======== Records for this task
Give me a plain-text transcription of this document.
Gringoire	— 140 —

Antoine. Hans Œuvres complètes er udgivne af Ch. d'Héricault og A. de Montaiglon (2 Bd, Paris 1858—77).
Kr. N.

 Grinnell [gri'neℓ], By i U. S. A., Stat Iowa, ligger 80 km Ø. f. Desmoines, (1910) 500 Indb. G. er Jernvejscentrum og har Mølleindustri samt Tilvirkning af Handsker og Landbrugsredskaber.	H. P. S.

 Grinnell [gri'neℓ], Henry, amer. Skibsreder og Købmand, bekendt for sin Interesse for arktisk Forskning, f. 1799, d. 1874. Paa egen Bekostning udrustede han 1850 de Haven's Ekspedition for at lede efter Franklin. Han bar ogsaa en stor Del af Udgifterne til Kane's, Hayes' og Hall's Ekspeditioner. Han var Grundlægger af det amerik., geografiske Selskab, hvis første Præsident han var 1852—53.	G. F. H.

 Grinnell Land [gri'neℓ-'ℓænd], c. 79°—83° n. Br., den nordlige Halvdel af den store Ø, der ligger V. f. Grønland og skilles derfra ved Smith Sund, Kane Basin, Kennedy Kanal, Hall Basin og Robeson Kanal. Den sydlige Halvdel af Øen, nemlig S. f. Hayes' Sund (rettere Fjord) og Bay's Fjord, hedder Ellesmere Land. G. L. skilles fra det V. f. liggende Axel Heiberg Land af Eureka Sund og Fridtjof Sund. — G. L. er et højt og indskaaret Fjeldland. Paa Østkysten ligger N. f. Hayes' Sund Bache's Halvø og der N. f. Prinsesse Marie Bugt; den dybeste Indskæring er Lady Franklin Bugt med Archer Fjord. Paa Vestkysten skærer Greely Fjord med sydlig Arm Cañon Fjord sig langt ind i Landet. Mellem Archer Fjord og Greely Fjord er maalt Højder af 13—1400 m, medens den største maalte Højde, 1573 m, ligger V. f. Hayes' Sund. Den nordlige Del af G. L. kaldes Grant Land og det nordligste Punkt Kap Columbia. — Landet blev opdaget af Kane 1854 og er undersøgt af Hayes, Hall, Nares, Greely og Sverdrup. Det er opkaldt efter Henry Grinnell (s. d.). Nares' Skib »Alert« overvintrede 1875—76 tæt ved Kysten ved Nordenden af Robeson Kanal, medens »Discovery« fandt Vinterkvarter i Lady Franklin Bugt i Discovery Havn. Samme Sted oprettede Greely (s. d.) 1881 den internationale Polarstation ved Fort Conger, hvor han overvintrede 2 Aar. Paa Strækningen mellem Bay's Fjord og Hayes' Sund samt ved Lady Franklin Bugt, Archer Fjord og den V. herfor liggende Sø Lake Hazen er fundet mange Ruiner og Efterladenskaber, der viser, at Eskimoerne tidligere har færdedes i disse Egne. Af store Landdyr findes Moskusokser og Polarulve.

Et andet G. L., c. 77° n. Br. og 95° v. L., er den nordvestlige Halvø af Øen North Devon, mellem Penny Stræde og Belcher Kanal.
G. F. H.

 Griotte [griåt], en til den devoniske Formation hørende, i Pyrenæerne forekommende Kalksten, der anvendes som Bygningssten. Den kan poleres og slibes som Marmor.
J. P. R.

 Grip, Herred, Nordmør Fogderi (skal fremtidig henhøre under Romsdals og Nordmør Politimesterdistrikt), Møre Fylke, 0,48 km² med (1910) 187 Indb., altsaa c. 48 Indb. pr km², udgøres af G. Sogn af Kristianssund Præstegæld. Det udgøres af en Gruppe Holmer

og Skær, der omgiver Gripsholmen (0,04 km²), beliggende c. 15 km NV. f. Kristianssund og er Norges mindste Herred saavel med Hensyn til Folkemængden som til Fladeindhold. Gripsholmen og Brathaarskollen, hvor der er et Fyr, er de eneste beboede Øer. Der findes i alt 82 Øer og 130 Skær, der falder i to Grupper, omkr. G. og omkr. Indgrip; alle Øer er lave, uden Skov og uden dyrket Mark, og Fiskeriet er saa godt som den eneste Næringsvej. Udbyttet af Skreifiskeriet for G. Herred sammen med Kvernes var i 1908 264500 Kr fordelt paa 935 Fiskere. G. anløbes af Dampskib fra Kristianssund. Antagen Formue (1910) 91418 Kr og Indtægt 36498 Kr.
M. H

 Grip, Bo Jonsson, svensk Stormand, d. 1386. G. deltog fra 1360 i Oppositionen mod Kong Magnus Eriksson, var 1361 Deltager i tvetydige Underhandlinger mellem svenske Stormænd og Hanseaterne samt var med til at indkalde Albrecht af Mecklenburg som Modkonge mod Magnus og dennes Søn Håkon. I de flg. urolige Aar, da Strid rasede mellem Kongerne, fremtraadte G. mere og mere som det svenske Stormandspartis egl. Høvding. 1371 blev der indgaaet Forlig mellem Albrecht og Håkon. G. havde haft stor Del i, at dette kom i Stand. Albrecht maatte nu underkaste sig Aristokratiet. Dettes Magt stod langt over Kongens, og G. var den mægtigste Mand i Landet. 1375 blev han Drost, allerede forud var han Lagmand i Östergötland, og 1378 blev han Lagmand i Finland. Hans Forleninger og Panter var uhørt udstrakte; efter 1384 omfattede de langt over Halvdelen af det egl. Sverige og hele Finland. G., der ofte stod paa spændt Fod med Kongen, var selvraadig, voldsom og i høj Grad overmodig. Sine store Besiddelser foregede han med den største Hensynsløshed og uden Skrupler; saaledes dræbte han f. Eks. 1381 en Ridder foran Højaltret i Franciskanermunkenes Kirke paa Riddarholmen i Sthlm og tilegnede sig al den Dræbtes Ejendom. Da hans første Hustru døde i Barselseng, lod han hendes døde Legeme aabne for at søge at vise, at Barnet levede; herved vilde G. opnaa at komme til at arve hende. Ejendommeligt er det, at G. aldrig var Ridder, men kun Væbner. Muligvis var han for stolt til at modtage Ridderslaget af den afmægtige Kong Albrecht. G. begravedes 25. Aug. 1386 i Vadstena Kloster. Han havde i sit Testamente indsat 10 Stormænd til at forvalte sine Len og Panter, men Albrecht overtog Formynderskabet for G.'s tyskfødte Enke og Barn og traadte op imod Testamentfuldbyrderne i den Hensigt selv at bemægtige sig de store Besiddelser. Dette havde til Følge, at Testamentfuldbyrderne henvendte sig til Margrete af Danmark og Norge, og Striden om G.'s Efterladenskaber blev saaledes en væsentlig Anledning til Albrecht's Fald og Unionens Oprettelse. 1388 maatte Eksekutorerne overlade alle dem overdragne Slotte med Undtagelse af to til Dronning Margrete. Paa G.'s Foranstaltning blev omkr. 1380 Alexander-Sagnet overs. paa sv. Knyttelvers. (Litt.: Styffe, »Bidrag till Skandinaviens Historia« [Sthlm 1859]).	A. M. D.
================
:: Exercise prompt ::
Using the data above, reproduce every line exactly.

:: Response to the exercise ::
Give me a plain-text transcription of this document.
Gringoire	— 140 —

Antoine. Hans Œuvres complètes er udgivne af Ch. d'Héricault og A. de Montaiglon (2 Bd, Paris 1858—77).
Kr. N.

 Grinnell [gri'neℓ], By i U. S. A., Stat Iowa, ligger 80 km Ø. f. Desmoines, (1910) 500 Indb. G. er Jernvejscentrum og har Mølleindustri samt Tilvirkning af Handsker og Landbrugsredskaber.	H. P. S.

 Grinnell [gri'neℓ], Henry, amer. Skibsreder og Købmand, bekendt for sin Interesse for arktisk Forskning, f. 1799, d. 1874. Paa egen Bekostning udrustede han 1850 de Haven's Ekspedition for at lede efter Franklin. Han bar ogsaa en stor Del af Udgifterne til Kane's, Hayes' og Hall's Ekspeditioner. Han var Grundlægger af det amerik., geografiske Selskab, hvis første Præsident han var 1852—53.	G. F. H.

 Grinnell Land [gri'neℓ-'ℓænd], c. 79°—83° n. Br., den nordlige Halvdel af den store Ø, der ligger V. f. Grønland og skilles derfra ved Smith Sund, Kane Basin, Kennedy Kanal, Hall Basin og Robeson Kanal. Den sydlige Halvdel af Øen, nemlig S. f. Hayes' Sund (rettere Fjord) og Bay's Fjord, hedder Ellesmere Land. G. L. skilles fra det V. f. liggende Axel Heiberg Land af Eureka Sund og Fridtjof Sund. — G. L. er et højt og indskaaret Fjeldland. Paa Østkysten ligger N. f. Hayes' Sund Bache's Halvø og der N. f. Prinsesse Marie Bugt; den dybeste Indskæring er Lady Franklin Bugt med Archer Fjord. Paa Vestkysten skærer Greely Fjord med sydlig Arm Cañon Fjord sig langt ind i Landet. Mellem Archer Fjord og Greely Fjord er maalt Højder af 13—1400 m, medens den største maalte Højde, 1573 m, ligger V. f. Hayes' Sund. Den nordlige Del af G. L. kaldes Grant Land og det nordligste Punkt Kap Columbia. — Landet blev opdaget af Kane 1854 og er undersøgt af Hayes, Hall, Nares, Greely og Sverdrup. Det er opkaldt efter Henry Grinnell (s. d.). Nares' Skib »Alert« overvintrede 1875—76 tæt ved Kysten ved Nordenden af Robeson Kanal, medens »Discovery« fandt Vinterkvarter i Lady Franklin Bugt i Discovery Havn. Samme Sted oprettede Greely (s. d.) 1881 den internationale Polarstation ved Fort Conger, hvor han overvintrede 2 Aar. Paa Strækningen mellem Bay's Fjord og Hayes' Sund samt ved Lady Franklin Bugt, Archer Fjord og den V. herfor liggende Sø Lake Hazen er fundet mange Ruiner og Efterladenskaber, der viser, at Eskimoerne tidligere har færdedes i disse Egne. Af store Landdyr findes Moskusokser og Polarulve.

Et andet G. L., c. 77° n. Br. og 95° v. L., er den nordvestlige Halvø af Øen North Devon, mellem Penny Stræde og Belcher Kanal.
G. F. H.

 Griotte [griåt], en til den devoniske Formation hørende, i Pyrenæerne forekommende Kalksten, der anvendes som Bygningssten. Den kan poleres og slibes som Marmor.
J. P. R.

 Grip, Herred, Nordmør Fogderi (skal fremtidig henhøre under Romsdals og Nordmør Politimesterdistrikt), Møre Fylke, 0,48 km² med (1910) 187 Indb., altsaa c. 48 Indb. pr km², udgøres af G. Sogn af Kristianssund Præstegæld. Det udgøres af en Gruppe Holmer

og Skær, der omgiver Gripsholmen (0,04 km²), beliggende c. 15 km NV. f. Kristianssund og er Norges mindste Herred saavel med Hensyn til Folkemængden som til Fladeindhold. Gripsholmen og Brathaarskollen, hvor der er et Fyr, er de eneste beboede Øer. Der findes i alt 82 Øer og 130 Skær, der falder i to Grupper, omkr. G. og omkr. Indgrip; alle Øer er lave, uden Skov og uden dyrket Mark, og Fiskeriet er saa godt som den eneste Næringsvej. Udbyttet af Skreifiskeriet for G. Herred sammen med Kvernes var i 1908 264500 Kr fordelt paa 935 Fiskere. G. anløbes af Dampskib fra Kristianssund. Antagen Formue (1910) 91418 Kr og Indtægt 36498 Kr.
M. H

 Grip, Bo Jonsson, svensk Stormand, d. 1386. G. deltog fra 1360 i Oppositionen mod Kong Magnus Eriksson, var 1361 Deltager i tvetydige Underhandlinger mellem svenske Stormænd og Hanseaterne samt var med til at indkalde Albrecht af Mecklenburg som Modkonge mod Magnus og dennes Søn Håkon. I de flg. urolige Aar, da Strid rasede mellem Kongerne, fremtraadte G. mere og mere som det svenske Stormandspartis egl. Høvding. 1371 blev der indgaaet Forlig mellem Albrecht og Håkon. G. havde haft stor Del i, at dette kom i Stand. Albrecht maatte nu underkaste sig Aristokratiet. Dettes Magt stod langt over Kongens, og G. var den mægtigste Mand i Landet. 1375 blev han Drost, allerede forud var han Lagmand i Östergötland, og 1378 blev han Lagmand i Finland. Hans Forleninger og Panter var uhørt udstrakte; efter 1384 omfattede de langt over Halvdelen af det egl. Sverige og hele Finland. G., der ofte stod paa spændt Fod med Kongen, var selvraadig, voldsom og i høj Grad overmodig. Sine store Besiddelser foregede han med den største Hensynsløshed og uden Skrupler; saaledes dræbte han f. Eks. 1381 en Ridder foran Højaltret i Franciskanermunkenes Kirke paa Riddarholmen i Sthlm og tilegnede sig al den Dræbtes Ejendom. Da hans første Hustru døde i Barselseng, lod han hendes døde Legeme aabne for at søge at vise, at Barnet levede; herved vilde G. opnaa at komme til at arve hende. Ejendommeligt er det, at G. aldrig var Ridder, men kun Væbner. Muligvis var han for stolt til at modtage Ridderslaget af den afmægtige Kong Albrecht. G. begravedes 25. Aug. 1386 i Vadstena Kloster. Han havde i sit Testamente indsat 10 Stormænd til at forvalte sine Len og Panter, men Albrecht overtog Formynderskabet for G.'s tyskfødte Enke og Barn og traadte op imod Testamentfuldbyrderne i den Hensigt selv at bemægtige sig de store Besiddelser. Dette havde til Følge, at Testamentfuldbyrderne henvendte sig til Margrete af Danmark og Norge, og Striden om G.'s Efterladenskaber blev saaledes en væsentlig Anledning til Albrecht's Fald og Unionens Oprettelse. 1388 maatte Eksekutorerne overlade alle dem overdragne Slotte med Undtagelse af to til Dronning Margrete. Paa G.'s Foranstaltning blev omkr. 1380 Alexander-Sagnet overs. paa sv. Knyttelvers. (Litt.: Styffe, »Bidrag till Skandinaviens Historia« [Sthlm 1859]).	A. M. D.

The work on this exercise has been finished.